##### Dataset extract #####

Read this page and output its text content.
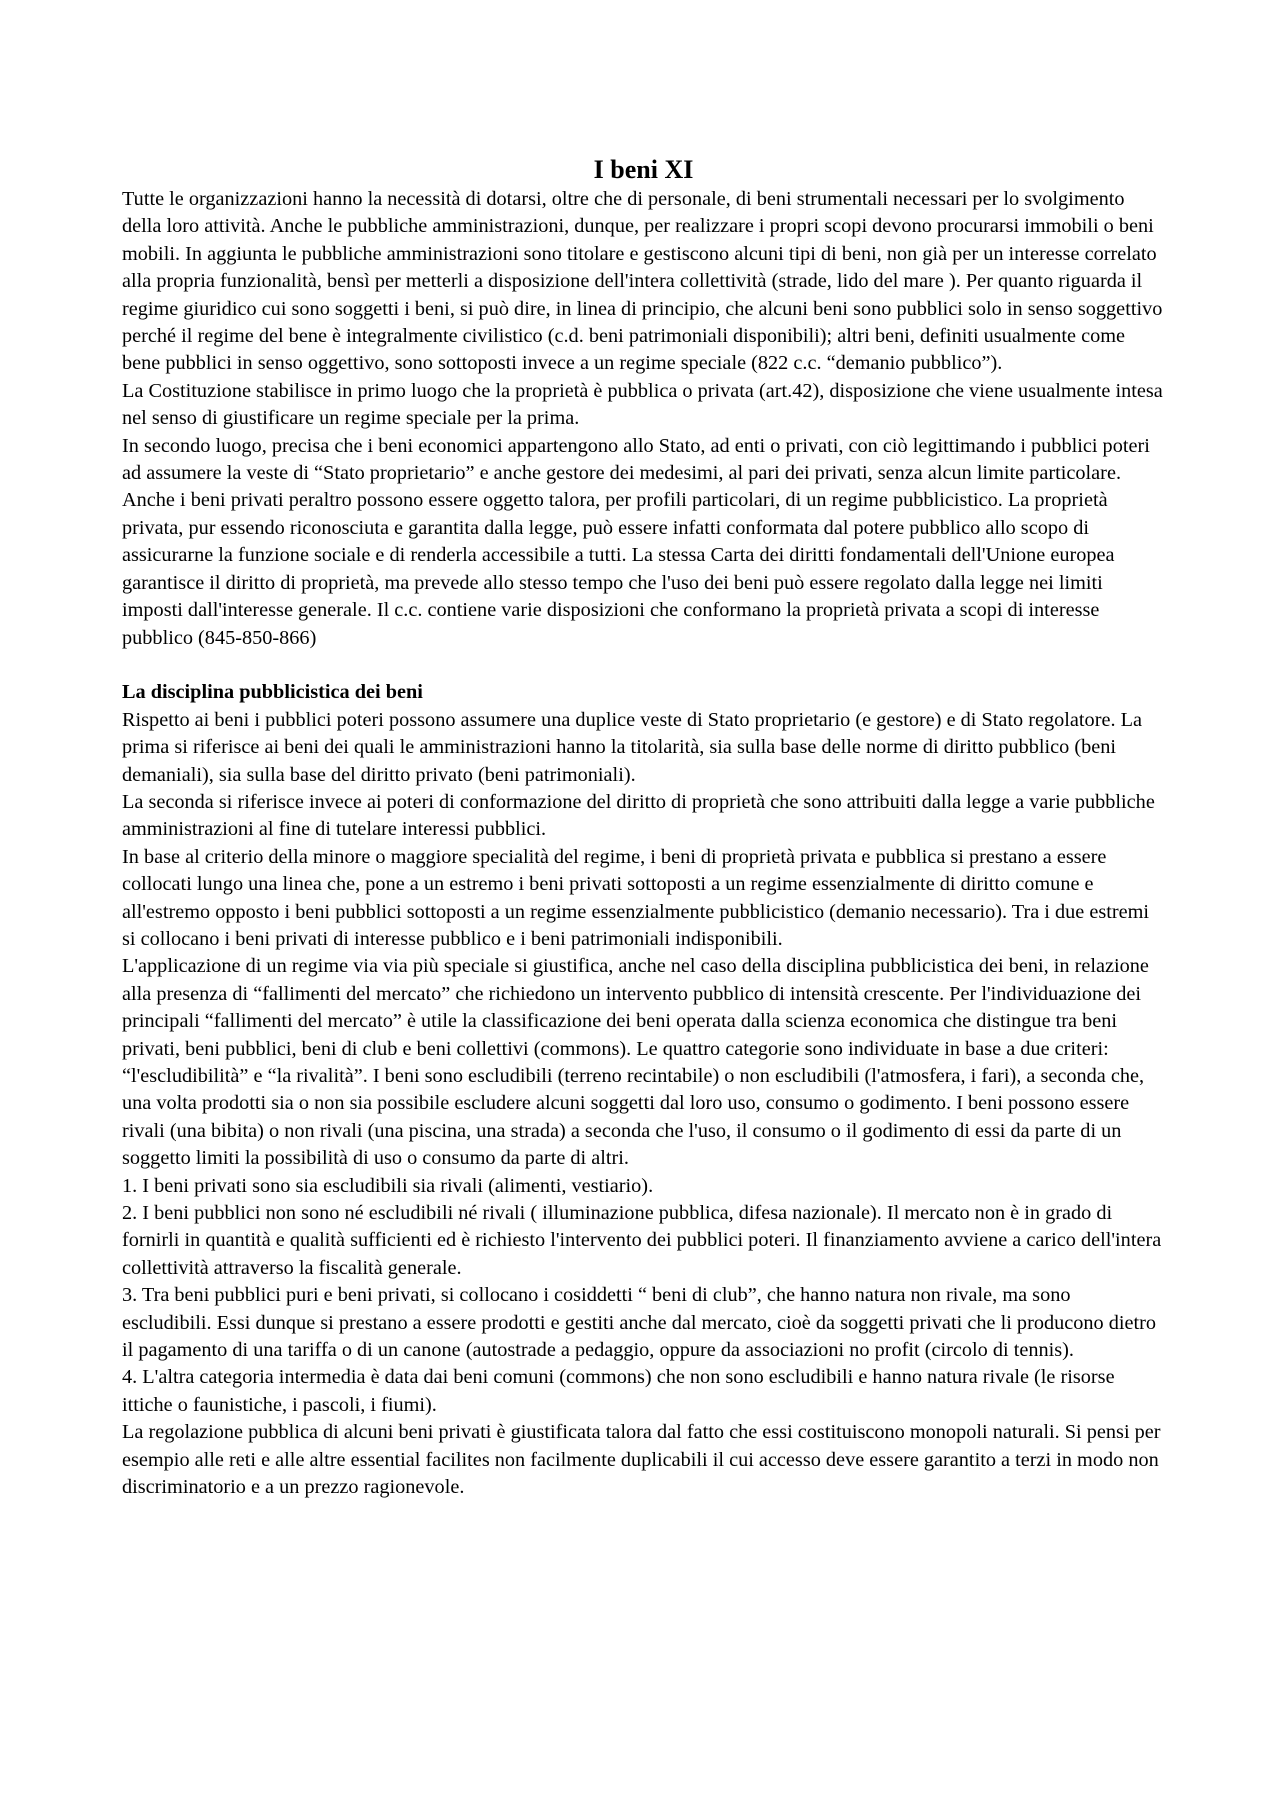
I beni XI

Tutte le organizzazioni hanno la necessità di dotarsi, oltre che di personale, di beni strumentali necessari per lo svolgimento della loro attività. Anche le pubbliche amministrazioni, dunque, per realizzare i propri scopi devono procurarsi immobili o beni mobili. In aggiunta le pubbliche amministrazioni sono titolare e gestiscono alcuni tipi di beni, non già per un interesse correlato alla propria funzionalità, bensì per metterli a disposizione dell'intera collettività (strade, lido del mare ). Per quanto riguarda il regime giuridico cui sono soggetti i beni, si può dire, in linea di principio, che alcuni beni sono pubblici solo in senso soggettivo perché il regime del bene è integralmente civilistico (c.d. beni patrimoniali disponibili); altri beni, definiti usualmente come bene pubblici in senso oggettivo, sono sottoposti invece a un regime speciale (822 c.c. “demanio pubblico”).

La Costituzione stabilisce in primo luogo che la proprietà è pubblica o privata (art.42), disposizione che viene usualmente intesa nel senso di giustificare un regime speciale per la prima.

In secondo luogo, precisa che i beni economici appartengono allo Stato, ad enti o privati, con ciò legittimando i pubblici poteri ad assumere la veste di “Stato proprietario” e anche gestore dei medesimi, al pari dei privati, senza alcun limite particolare.

Anche i beni privati peraltro possono essere oggetto talora, per profili particolari, di un regime pubblicistico. La proprietà privata, pur essendo riconosciuta e garantita dalla legge, può essere infatti conformata dal potere pubblico allo scopo di assicurarne la funzione sociale e di renderla accessibile a tutti. La stessa Carta dei diritti fondamentali dell'Unione europea garantisce il diritto di proprietà, ma prevede allo stesso tempo che l'uso dei beni può essere regolato dalla legge nei limiti imposti dall'interesse generale. Il c.c. contiene varie disposizioni che conformano la proprietà privata a scopi di interesse pubblico (845-850-866)

La disciplina pubblicistica dei beni

Rispetto ai beni i pubblici poteri possono assumere una duplice veste di Stato proprietario (e gestore) e di Stato regolatore. La prima si riferisce ai beni dei quali le amministrazioni hanno la titolarità, sia sulla base delle norme di diritto pubblico (beni demaniali), sia sulla base del diritto privato (beni patrimoniali).

La seconda si riferisce invece ai poteri di conformazione del diritto di proprietà che sono attribuiti dalla legge a varie pubbliche amministrazioni al fine di tutelare interessi pubblici.

In base al criterio della minore o maggiore specialità del regime, i beni di proprietà privata e pubblica si prestano a essere collocati lungo una linea che, pone a un estremo i beni privati sottoposti a un regime essenzialmente di diritto comune e all'estremo opposto i beni pubblici sottoposti a un regime essenzialmente pubblicistico (demanio necessario). Tra i due estremi si collocano i beni privati di interesse pubblico e i beni patrimoniali indisponibili.

L'applicazione di un regime via via più speciale si giustifica, anche nel caso della disciplina pubblicistica dei beni, in relazione alla presenza di “fallimenti del mercato” che richiedono un intervento pubblico di intensità crescente. Per l'individuazione dei principali “fallimenti del mercato” è utile la classificazione dei beni operata dalla scienza economica che distingue tra beni privati, beni pubblici, beni di club e beni collettivi (commons). Le quattro categorie sono individuate in base a due criteri: “l'escludibilità” e “la rivalità”. I beni sono escludibili (terreno recintabile) o non escludibili (l'atmosfera, i fari), a seconda che, una volta prodotti sia o non sia possibile escludere alcuni soggetti dal loro uso, consumo o godimento. I beni possono essere rivali (una bibita) o non rivali (una piscina, una strada) a seconda che l'uso, il consumo o il godimento di essi da parte di un soggetto limiti la possibilità di uso o consumo da parte di altri.

1. I beni privati sono sia escludibili sia rivali (alimenti, vestiario).

2. I beni pubblici non sono né escludibili né rivali ( illuminazione pubblica, difesa nazionale). Il mercato non è in grado di fornirli in quantità e qualità sufficienti ed è richiesto l'intervento dei pubblici poteri. Il finanziamento avviene a carico dell'intera collettività attraverso la fiscalità generale.

3. Tra beni pubblici puri e beni privati, si collocano i cosiddetti “ beni di club”, che hanno natura non rivale, ma sono escludibili. Essi dunque si prestano a essere prodotti e gestiti anche dal mercato, cioè da soggetti privati che li producono dietro il pagamento di una tariffa o di un canone (autostrade a pedaggio, oppure da associazioni no profit (circolo di tennis).

4. L'altra categoria intermedia è data dai beni comuni (commons) che non sono escludibili e hanno natura rivale (le risorse ittiche o faunistiche, i pascoli, i fiumi).

La regolazione pubblica di alcuni beni privati è giustificata talora dal fatto che essi costituiscono monopoli naturali. Si pensi per esempio alle reti e alle altre essential facilites non facilmente duplicabili il cui accesso deve essere garantito a terzi in modo non discriminatorio e a un prezzo ragionevole.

#####

**Given task**
Make an exact copy of the whole listing, but don't bring over any pictures.

**The response**
Read this page and output its text content.
I beni XI

Tutte le organizzazioni hanno la necessità di dotarsi, oltre che di personale, di beni strumentali necessari per lo svolgimento della loro attività. Anche le pubbliche amministrazioni, dunque, per realizzare i propri scopi devono procurarsi immobili o beni mobili. In aggiunta le pubbliche amministrazioni sono titolare e gestiscono alcuni tipi di beni, non già per un interesse correlato alla propria funzionalità, bensì per metterli a disposizione dell'intera collettività (strade, lido del mare ). Per quanto riguarda il regime giuridico cui sono soggetti i beni, si può dire, in linea di principio, che alcuni beni sono pubblici solo in senso soggettivo perché il regime del bene è integralmente civilistico (c.d. beni patrimoniali disponibili); altri beni, definiti usualmente come bene pubblici in senso oggettivo, sono sottoposti invece a un regime speciale (822 c.c. “demanio pubblico”).

La Costituzione stabilisce in primo luogo che la proprietà è pubblica o privata (art.42), disposizione che viene usualmente intesa nel senso di giustificare un regime speciale per la prima.

In secondo luogo, precisa che i beni economici appartengono allo Stato, ad enti o privati, con ciò legittimando i pubblici poteri ad assumere la veste di “Stato proprietario” e anche gestore dei medesimi, al pari dei privati, senza alcun limite particolare.

Anche i beni privati peraltro possono essere oggetto talora, per profili particolari, di un regime pubblicistico. La proprietà privata, pur essendo riconosciuta e garantita dalla legge, può essere infatti conformata dal potere pubblico allo scopo di assicurarne la funzione sociale e di renderla accessibile a tutti. La stessa Carta dei diritti fondamentali dell'Unione europea garantisce il diritto di proprietà, ma prevede allo stesso tempo che l'uso dei beni può essere regolato dalla legge nei limiti imposti dall'interesse generale. Il c.c. contiene varie disposizioni che conformano la proprietà privata a scopi di interesse pubblico (845-850-866)

La disciplina pubblicistica dei beni

Rispetto ai beni i pubblici poteri possono assumere una duplice veste di Stato proprietario (e gestore) e di Stato regolatore. La prima si riferisce ai beni dei quali le amministrazioni hanno la titolarità, sia sulla base delle norme di diritto pubblico (beni demaniali), sia sulla base del diritto privato (beni patrimoniali).

La seconda si riferisce invece ai poteri di conformazione del diritto di proprietà che sono attribuiti dalla legge a varie pubbliche amministrazioni al fine di tutelare interessi pubblici.

In base al criterio della minore o maggiore specialità del regime, i beni di proprietà privata e pubblica si prestano a essere collocati lungo una linea che, pone a un estremo i beni privati sottoposti a un regime essenzialmente di diritto comune e all'estremo opposto i beni pubblici sottoposti a un regime essenzialmente pubblicistico (demanio necessario). Tra i due estremi si collocano i beni privati di interesse pubblico e i beni patrimoniali indisponibili.

L'applicazione di un regime via via più speciale si giustifica, anche nel caso della disciplina pubblicistica dei beni, in relazione alla presenza di “fallimenti del mercato” che richiedono un intervento pubblico di intensità crescente. Per l'individuazione dei principali “fallimenti del mercato” è utile la classificazione dei beni operata dalla scienza economica che distingue tra beni privati, beni pubblici, beni di club e beni collettivi (commons). Le quattro categorie sono individuate in base a due criteri: “l'escludibilità” e “la rivalità”. I beni sono escludibili (terreno recintabile) o non escludibili (l'atmosfera, i fari), a seconda che, una volta prodotti sia o non sia possibile escludere alcuni soggetti dal loro uso, consumo o godimento. I beni possono essere rivali (una bibita) o non rivali (una piscina, una strada) a seconda che l'uso, il consumo o il godimento di essi da parte di un soggetto limiti la possibilità di uso o consumo da parte di altri.

1. I beni privati sono sia escludibili sia rivali (alimenti, vestiario).

2. I beni pubblici non sono né escludibili né rivali ( illuminazione pubblica, difesa nazionale). Il mercato non è in grado di fornirli in quantità e qualità sufficienti ed è richiesto l'intervento dei pubblici poteri. Il finanziamento avviene a carico dell'intera collettività attraverso la fiscalità generale.

3. Tra beni pubblici puri e beni privati, si collocano i cosiddetti “ beni di club”, che hanno natura non rivale, ma sono escludibili. Essi dunque si prestano a essere prodotti e gestiti anche dal mercato, cioè da soggetti privati che li producono dietro il pagamento di una tariffa o di un canone (autostrade a pedaggio, oppure da associazioni no profit (circolo di tennis).

4. L'altra categoria intermedia è data dai beni comuni (commons) che non sono escludibili e hanno natura rivale (le risorse ittiche o faunistiche, i pascoli, i fiumi).

La regolazione pubblica di alcuni beni privati è giustificata talora dal fatto che essi costituiscono monopoli naturali. Si pensi per esempio alle reti e alle altre essential facilites non facilmente duplicabili il cui accesso deve essere garantito a terzi in modo non discriminatorio e a un prezzo ragionevole.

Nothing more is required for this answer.